*Task description*
Set down all of the data that follows word for word, without the images.

(Figure data in JSON)
====

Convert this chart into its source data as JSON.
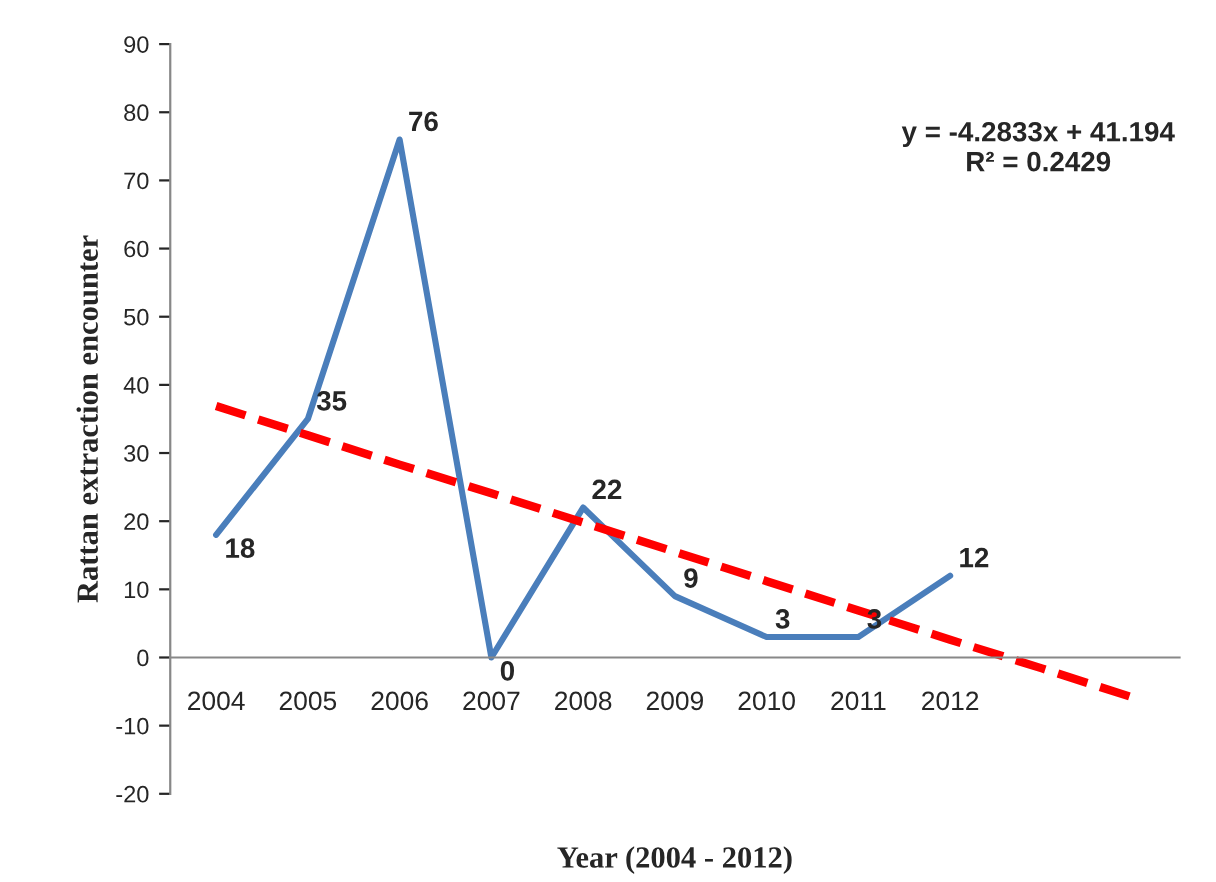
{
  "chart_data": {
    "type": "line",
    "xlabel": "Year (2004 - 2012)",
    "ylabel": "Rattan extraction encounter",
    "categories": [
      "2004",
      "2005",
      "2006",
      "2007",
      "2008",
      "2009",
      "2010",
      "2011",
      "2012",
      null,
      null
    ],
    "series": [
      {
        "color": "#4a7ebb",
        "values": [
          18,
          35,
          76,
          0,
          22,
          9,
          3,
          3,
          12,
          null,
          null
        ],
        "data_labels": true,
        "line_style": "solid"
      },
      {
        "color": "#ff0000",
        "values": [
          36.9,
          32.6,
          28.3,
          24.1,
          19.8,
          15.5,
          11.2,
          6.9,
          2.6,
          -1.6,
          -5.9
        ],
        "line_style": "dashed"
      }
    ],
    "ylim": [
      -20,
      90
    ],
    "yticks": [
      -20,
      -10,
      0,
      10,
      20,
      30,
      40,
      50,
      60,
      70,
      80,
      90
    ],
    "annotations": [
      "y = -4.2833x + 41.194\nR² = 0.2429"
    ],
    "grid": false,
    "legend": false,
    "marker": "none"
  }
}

====

*Complete response*
Convert this chart into its source data as JSON.
{
  "chart_data": {
    "type": "line",
    "xlabel": "Year (2004 - 2012)",
    "ylabel": "Rattan extraction encounter",
    "categories": [
      "2004",
      "2005",
      "2006",
      "2007",
      "2008",
      "2009",
      "2010",
      "2011",
      "2012",
      null,
      null
    ],
    "series": [
      {
        "color": "#4a7ebb",
        "values": [
          18,
          35,
          76,
          0,
          22,
          9,
          3,
          3,
          12,
          null,
          null
        ],
        "data_labels": true,
        "line_style": "solid"
      },
      {
        "color": "#ff0000",
        "values": [
          36.9,
          32.6,
          28.3,
          24.1,
          19.8,
          15.5,
          11.2,
          6.9,
          2.6,
          -1.6,
          -5.9
        ],
        "line_style": "dashed"
      }
    ],
    "ylim": [
      -20,
      90
    ],
    "yticks": [
      -20,
      -10,
      0,
      10,
      20,
      30,
      40,
      50,
      60,
      70,
      80,
      90
    ],
    "annotations": [
      "y = -4.2833x + 41.194\nR² = 0.2429"
    ],
    "grid": false,
    "legend": false,
    "marker": "none"
  }
}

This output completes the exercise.